— Activity —
Write the records out again exactly as they read, dropping any picture they hold.

+---+

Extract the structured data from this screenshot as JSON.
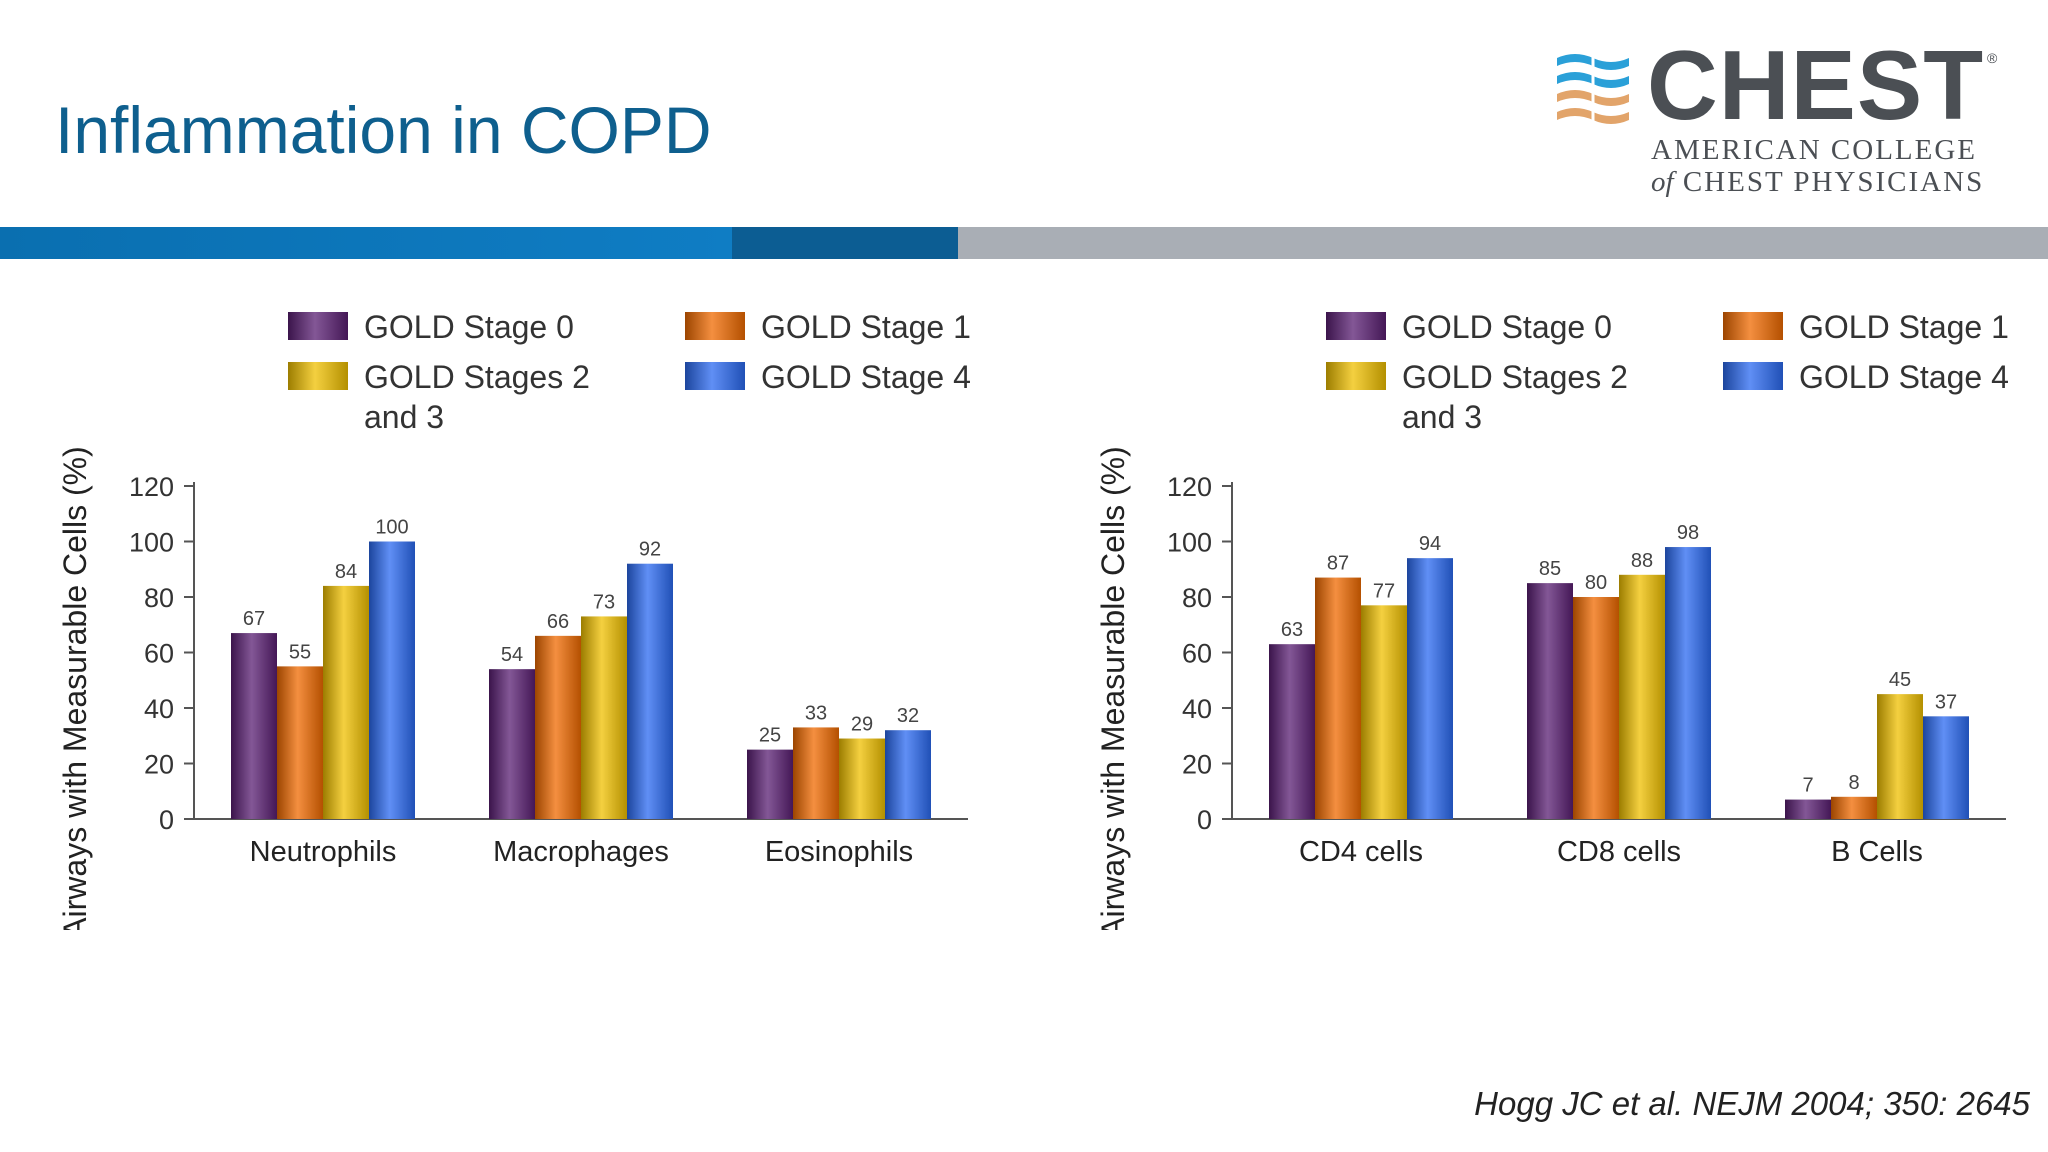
{
  "slide": {
    "title": "Inflammation in COPD",
    "citation": "Hogg JC et al. NEJM 2004; 350: 2645"
  },
  "logo": {
    "name": "CHEST",
    "registered": "®",
    "subtitle_line1": "AMERICAN COLLEGE",
    "subtitle_line2_of": "of",
    "subtitle_line2": "CHEST PHYSICIANS"
  },
  "colors": {
    "title": "#0e5f8e",
    "stage0": "#5a1f73",
    "stage1": "#f06a00",
    "stage23": "#f0c000",
    "stage4": "#2b6af2"
  },
  "chart_data": [
    {
      "type": "bar",
      "title": "",
      "xlabel": "",
      "ylabel": "Airways with Measurable Cells (%)",
      "ylim": [
        0,
        120
      ],
      "yticks": [
        0,
        20,
        40,
        60,
        80,
        100,
        120
      ],
      "categories": [
        "Neutrophils",
        "Macrophages",
        "Eosinophils"
      ],
      "legend_position": "top",
      "series": [
        {
          "name": "GOLD Stage 0",
          "color": "#5a1f73",
          "values": [
            67,
            54,
            25
          ]
        },
        {
          "name": "GOLD Stage 1",
          "color": "#f06a00",
          "values": [
            55,
            66,
            33
          ]
        },
        {
          "name": "GOLD Stages 2 and 3",
          "color": "#f0c000",
          "values": [
            84,
            73,
            29
          ]
        },
        {
          "name": "GOLD Stage 4",
          "color": "#2b6af2",
          "values": [
            100,
            92,
            32
          ]
        }
      ]
    },
    {
      "type": "bar",
      "title": "",
      "xlabel": "",
      "ylabel": "Airways with Measurable Cells (%)",
      "ylim": [
        0,
        120
      ],
      "yticks": [
        0,
        20,
        40,
        60,
        80,
        100,
        120
      ],
      "categories": [
        "CD4 cells",
        "CD8 cells",
        "B Cells"
      ],
      "legend_position": "top",
      "series": [
        {
          "name": "GOLD Stage 0",
          "color": "#5a1f73",
          "values": [
            63,
            85,
            7
          ]
        },
        {
          "name": "GOLD Stage 1",
          "color": "#f06a00",
          "values": [
            87,
            80,
            8
          ]
        },
        {
          "name": "GOLD Stages 2 and 3",
          "color": "#f0c000",
          "values": [
            77,
            88,
            45
          ]
        },
        {
          "name": "GOLD Stage 4",
          "color": "#2b6af2",
          "values": [
            94,
            98,
            37
          ]
        }
      ]
    }
  ]
}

+---+

— Solution —
Extract the structured data from this screenshot as JSON.
{
  "slide": {
    "title": "Inflammation in COPD",
    "citation": "Hogg JC et al. NEJM 2004; 350: 2645"
  },
  "logo": {
    "name": "CHEST",
    "registered": "®",
    "subtitle_line1": "AMERICAN COLLEGE",
    "subtitle_line2_of": "of",
    "subtitle_line2": "CHEST PHYSICIANS"
  },
  "colors": {
    "title": "#0e5f8e",
    "stage0": "#5a1f73",
    "stage1": "#f06a00",
    "stage23": "#f0c000",
    "stage4": "#2b6af2"
  },
  "chart_data": [
    {
      "type": "bar",
      "title": "",
      "xlabel": "",
      "ylabel": "Airways with Measurable Cells (%)",
      "ylim": [
        0,
        120
      ],
      "yticks": [
        0,
        20,
        40,
        60,
        80,
        100,
        120
      ],
      "categories": [
        "Neutrophils",
        "Macrophages",
        "Eosinophils"
      ],
      "legend_position": "top",
      "series": [
        {
          "name": "GOLD Stage 0",
          "color": "#5a1f73",
          "values": [
            67,
            54,
            25
          ]
        },
        {
          "name": "GOLD Stage 1",
          "color": "#f06a00",
          "values": [
            55,
            66,
            33
          ]
        },
        {
          "name": "GOLD Stages 2 and 3",
          "color": "#f0c000",
          "values": [
            84,
            73,
            29
          ]
        },
        {
          "name": "GOLD Stage 4",
          "color": "#2b6af2",
          "values": [
            100,
            92,
            32
          ]
        }
      ]
    },
    {
      "type": "bar",
      "title": "",
      "xlabel": "",
      "ylabel": "Airways with Measurable Cells (%)",
      "ylim": [
        0,
        120
      ],
      "yticks": [
        0,
        20,
        40,
        60,
        80,
        100,
        120
      ],
      "categories": [
        "CD4 cells",
        "CD8 cells",
        "B Cells"
      ],
      "legend_position": "top",
      "series": [
        {
          "name": "GOLD Stage 0",
          "color": "#5a1f73",
          "values": [
            63,
            85,
            7
          ]
        },
        {
          "name": "GOLD Stage 1",
          "color": "#f06a00",
          "values": [
            87,
            80,
            8
          ]
        },
        {
          "name": "GOLD Stages 2 and 3",
          "color": "#f0c000",
          "values": [
            77,
            88,
            45
          ]
        },
        {
          "name": "GOLD Stage 4",
          "color": "#2b6af2",
          "values": [
            94,
            98,
            37
          ]
        }
      ]
    }
  ]
}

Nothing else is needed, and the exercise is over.